*The exercise*: Pull out every line below that contains the word "Medián".
________________
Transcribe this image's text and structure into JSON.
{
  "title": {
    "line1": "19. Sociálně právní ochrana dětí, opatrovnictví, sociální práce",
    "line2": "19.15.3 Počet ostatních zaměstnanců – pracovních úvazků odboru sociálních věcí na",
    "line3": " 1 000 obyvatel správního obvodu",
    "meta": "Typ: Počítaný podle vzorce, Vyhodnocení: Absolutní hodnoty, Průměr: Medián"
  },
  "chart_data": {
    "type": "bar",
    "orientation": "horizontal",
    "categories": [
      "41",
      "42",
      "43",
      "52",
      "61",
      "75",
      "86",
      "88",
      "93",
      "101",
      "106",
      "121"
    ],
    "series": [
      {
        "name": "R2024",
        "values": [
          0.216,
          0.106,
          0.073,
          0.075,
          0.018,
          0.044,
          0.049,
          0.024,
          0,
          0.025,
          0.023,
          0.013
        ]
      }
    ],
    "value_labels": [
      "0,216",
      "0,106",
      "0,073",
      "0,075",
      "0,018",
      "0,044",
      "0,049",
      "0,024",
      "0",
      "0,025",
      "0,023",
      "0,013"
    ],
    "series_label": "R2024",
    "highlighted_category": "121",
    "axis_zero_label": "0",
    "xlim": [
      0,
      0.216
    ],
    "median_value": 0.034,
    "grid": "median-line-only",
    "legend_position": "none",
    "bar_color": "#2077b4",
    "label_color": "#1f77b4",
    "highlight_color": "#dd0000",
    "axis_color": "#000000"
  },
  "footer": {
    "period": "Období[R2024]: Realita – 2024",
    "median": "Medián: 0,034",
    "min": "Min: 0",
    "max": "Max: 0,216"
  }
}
________________
*Written solution*:
    "meta": "Typ: Počítaný podle vzorce, Vyhodnocení: Absolutní hodnoty, Průměr: Medián"
    "median": "Medián: 0,034",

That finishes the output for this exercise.